**** Raw data

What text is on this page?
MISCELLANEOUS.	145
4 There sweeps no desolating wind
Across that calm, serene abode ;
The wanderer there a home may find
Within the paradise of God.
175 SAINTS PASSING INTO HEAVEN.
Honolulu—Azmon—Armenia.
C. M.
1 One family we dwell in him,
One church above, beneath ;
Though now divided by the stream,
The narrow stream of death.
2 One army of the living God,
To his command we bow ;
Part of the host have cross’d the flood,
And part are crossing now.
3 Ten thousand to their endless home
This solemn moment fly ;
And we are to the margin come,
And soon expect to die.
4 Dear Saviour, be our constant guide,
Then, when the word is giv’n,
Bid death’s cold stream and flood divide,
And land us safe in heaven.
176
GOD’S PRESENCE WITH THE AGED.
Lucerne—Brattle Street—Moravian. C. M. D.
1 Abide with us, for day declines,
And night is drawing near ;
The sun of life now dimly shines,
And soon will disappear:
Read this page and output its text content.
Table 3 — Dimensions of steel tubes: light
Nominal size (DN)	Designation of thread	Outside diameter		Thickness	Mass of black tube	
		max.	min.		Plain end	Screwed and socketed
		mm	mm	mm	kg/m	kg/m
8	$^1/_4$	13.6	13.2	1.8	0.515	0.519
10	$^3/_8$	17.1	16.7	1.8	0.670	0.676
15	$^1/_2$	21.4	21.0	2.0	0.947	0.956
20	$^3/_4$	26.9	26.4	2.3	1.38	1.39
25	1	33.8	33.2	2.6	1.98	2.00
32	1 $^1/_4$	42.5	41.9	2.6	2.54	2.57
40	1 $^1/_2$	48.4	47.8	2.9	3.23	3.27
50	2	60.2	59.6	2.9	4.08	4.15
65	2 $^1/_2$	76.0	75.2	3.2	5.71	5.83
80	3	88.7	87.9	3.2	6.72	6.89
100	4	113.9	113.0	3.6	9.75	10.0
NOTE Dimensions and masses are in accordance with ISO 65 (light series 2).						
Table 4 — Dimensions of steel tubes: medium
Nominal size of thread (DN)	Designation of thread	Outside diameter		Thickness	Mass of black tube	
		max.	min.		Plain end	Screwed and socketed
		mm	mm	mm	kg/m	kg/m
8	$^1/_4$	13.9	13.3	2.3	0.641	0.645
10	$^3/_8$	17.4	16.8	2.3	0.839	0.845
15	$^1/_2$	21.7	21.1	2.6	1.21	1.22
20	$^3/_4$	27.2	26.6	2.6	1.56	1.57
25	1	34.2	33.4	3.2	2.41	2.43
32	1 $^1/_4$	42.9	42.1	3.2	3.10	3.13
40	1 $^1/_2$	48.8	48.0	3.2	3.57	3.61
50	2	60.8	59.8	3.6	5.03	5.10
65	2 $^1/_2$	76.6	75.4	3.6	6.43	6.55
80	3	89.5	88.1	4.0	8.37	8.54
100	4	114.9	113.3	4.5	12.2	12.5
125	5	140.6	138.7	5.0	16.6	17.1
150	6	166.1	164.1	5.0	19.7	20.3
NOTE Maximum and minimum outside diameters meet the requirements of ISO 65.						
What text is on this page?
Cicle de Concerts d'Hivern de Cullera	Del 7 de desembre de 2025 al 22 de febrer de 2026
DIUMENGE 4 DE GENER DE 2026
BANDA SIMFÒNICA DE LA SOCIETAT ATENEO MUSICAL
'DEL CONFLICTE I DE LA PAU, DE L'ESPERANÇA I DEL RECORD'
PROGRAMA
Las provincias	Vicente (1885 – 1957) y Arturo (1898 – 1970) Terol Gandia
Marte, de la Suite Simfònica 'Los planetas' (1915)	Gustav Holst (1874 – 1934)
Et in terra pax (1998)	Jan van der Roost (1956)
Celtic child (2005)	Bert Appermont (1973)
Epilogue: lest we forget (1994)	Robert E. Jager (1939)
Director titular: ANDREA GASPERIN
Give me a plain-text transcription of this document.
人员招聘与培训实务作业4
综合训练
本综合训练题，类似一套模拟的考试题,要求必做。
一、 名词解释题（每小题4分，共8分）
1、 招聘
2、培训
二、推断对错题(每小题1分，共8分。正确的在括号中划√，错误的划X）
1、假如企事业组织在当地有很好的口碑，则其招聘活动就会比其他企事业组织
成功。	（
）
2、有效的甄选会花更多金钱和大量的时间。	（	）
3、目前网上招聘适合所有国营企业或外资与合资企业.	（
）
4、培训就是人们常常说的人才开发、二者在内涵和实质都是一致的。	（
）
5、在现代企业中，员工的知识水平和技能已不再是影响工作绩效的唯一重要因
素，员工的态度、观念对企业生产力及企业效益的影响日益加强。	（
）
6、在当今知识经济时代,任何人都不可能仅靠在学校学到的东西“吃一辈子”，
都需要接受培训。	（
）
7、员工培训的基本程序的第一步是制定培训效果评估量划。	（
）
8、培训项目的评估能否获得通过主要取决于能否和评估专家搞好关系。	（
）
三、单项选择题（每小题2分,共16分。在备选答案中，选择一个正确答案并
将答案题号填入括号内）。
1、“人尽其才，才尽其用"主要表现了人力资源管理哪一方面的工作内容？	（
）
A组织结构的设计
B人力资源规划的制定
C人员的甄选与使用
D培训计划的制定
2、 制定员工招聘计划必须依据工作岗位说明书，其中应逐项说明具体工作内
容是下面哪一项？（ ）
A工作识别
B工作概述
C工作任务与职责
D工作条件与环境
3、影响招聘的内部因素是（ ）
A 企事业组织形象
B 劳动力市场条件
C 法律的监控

********

» **Given instruction**: Give all the entries again exactly; leave none out.

» **Response to the task**:
What text is on this page?
MISCELLANEOUS.	145
4 There sweeps no desolating wind
Across that calm, serene abode ;
The wanderer there a home may find
Within the paradise of God.
175 SAINTS PASSING INTO HEAVEN.
Honolulu—Azmon—Armenia.
C. M.
1 One family we dwell in him,
One church above, beneath ;
Though now divided by the stream,
The narrow stream of death.
2 One army of the living God,
To his command we bow ;
Part of the host have cross’d the flood,
And part are crossing now.
3 Ten thousand to their endless home
This solemn moment fly ;
And we are to the margin come,
And soon expect to die.
4 Dear Saviour, be our constant guide,
Then, when the word is giv’n,
Bid death’s cold stream and flood divide,
And land us safe in heaven.
176
GOD’S PRESENCE WITH THE AGED.
Lucerne—Brattle Street—Moravian. C. M. D.
1 Abide with us, for day declines,
And night is drawing near ;
The sun of life now dimly shines,
And soon will disappear:
Read this page and output its text content.
Table 3 — Dimensions of steel tubes: light
Nominal size (DN)	Designation of thread	Outside diameter		Thickness	Mass of black tube	
		max.	min.		Plain end	Screwed and socketed
		mm	mm	mm	kg/m	kg/m
8	$^1/_4$	13.6	13.2	1.8	0.515	0.519
10	$^3/_8$	17.1	16.7	1.8	0.670	0.676
15	$^1/_2$	21.4	21.0	2.0	0.947	0.956
20	$^3/_4$	26.9	26.4	2.3	1.38	1.39
25	1	33.8	33.2	2.6	1.98	2.00
32	1 $^1/_4$	42.5	41.9	2.6	2.54	2.57
40	1 $^1/_2$	48.4	47.8	2.9	3.23	3.27
50	2	60.2	59.6	2.9	4.08	4.15
65	2 $^1/_2$	76.0	75.2	3.2	5.71	5.83
80	3	88.7	87.9	3.2	6.72	6.89
100	4	113.9	113.0	3.6	9.75	10.0
NOTE Dimensions and masses are in accordance with ISO 65 (light series 2).						
Table 4 — Dimensions of steel tubes: medium
Nominal size of thread (DN)	Designation of thread	Outside diameter		Thickness	Mass of black tube	
		max.	min.		Plain end	Screwed and socketed
		mm	mm	mm	kg/m	kg/m
8	$^1/_4$	13.9	13.3	2.3	0.641	0.645
10	$^3/_8$	17.4	16.8	2.3	0.839	0.845
15	$^1/_2$	21.7	21.1	2.6	1.21	1.22
20	$^3/_4$	27.2	26.6	2.6	1.56	1.57
25	1	34.2	33.4	3.2	2.41	2.43
32	1 $^1/_4$	42.9	42.1	3.2	3.10	3.13
40	1 $^1/_2$	48.8	48.0	3.2	3.57	3.61
50	2	60.8	59.8	3.6	5.03	5.10
65	2 $^1/_2$	76.6	75.4	3.6	6.43	6.55
80	3	89.5	88.1	4.0	8.37	8.54
100	4	114.9	113.3	4.5	12.2	12.5
125	5	140.6	138.7	5.0	16.6	17.1
150	6	166.1	164.1	5.0	19.7	20.3
NOTE Maximum and minimum outside diameters meet the requirements of ISO 65.						
What text is on this page?
Cicle de Concerts d'Hivern de Cullera	Del 7 de desembre de 2025 al 22 de febrer de 2026
DIUMENGE 4 DE GENER DE 2026
BANDA SIMFÒNICA DE LA SOCIETAT ATENEO MUSICAL
'DEL CONFLICTE I DE LA PAU, DE L'ESPERANÇA I DEL RECORD'
PROGRAMA
Las provincias	Vicente (1885 – 1957) y Arturo (1898 – 1970) Terol Gandia
Marte, de la Suite Simfònica 'Los planetas' (1915)	Gustav Holst (1874 – 1934)
Et in terra pax (1998)	Jan van der Roost (1956)
Celtic child (2005)	Bert Appermont (1973)
Epilogue: lest we forget (1994)	Robert E. Jager (1939)
Director titular: ANDREA GASPERIN
Give me a plain-text transcription of this document.
人员招聘与培训实务作业4
综合训练
本综合训练题，类似一套模拟的考试题,要求必做。
一、 名词解释题（每小题4分，共8分）
1、 招聘
2、培训
二、推断对错题(每小题1分，共8分。正确的在括号中划√，错误的划X）
1、假如企事业组织在当地有很好的口碑，则其招聘活动就会比其他企事业组织
成功。	（
）
2、有效的甄选会花更多金钱和大量的时间。	（	）
3、目前网上招聘适合所有国营企业或外资与合资企业.	（
）
4、培训就是人们常常说的人才开发、二者在内涵和实质都是一致的。	（
）
5、在现代企业中，员工的知识水平和技能已不再是影响工作绩效的唯一重要因
素，员工的态度、观念对企业生产力及企业效益的影响日益加强。	（
）
6、在当今知识经济时代,任何人都不可能仅靠在学校学到的东西“吃一辈子”，
都需要接受培训。	（
）
7、员工培训的基本程序的第一步是制定培训效果评估量划。	（
）
8、培训项目的评估能否获得通过主要取决于能否和评估专家搞好关系。	（
）
三、单项选择题（每小题2分,共16分。在备选答案中，选择一个正确答案并
将答案题号填入括号内）。
1、“人尽其才，才尽其用"主要表现了人力资源管理哪一方面的工作内容？	（
）
A组织结构的设计
B人力资源规划的制定
C人员的甄选与使用
D培训计划的制定
2、 制定员工招聘计划必须依据工作岗位说明书，其中应逐项说明具体工作内
容是下面哪一项？（ ）
A工作识别
B工作概述
C工作任务与职责
D工作条件与环境
3、影响招聘的内部因素是（ ）
A 企事业组织形象
B 劳动力市场条件
C 法律的监控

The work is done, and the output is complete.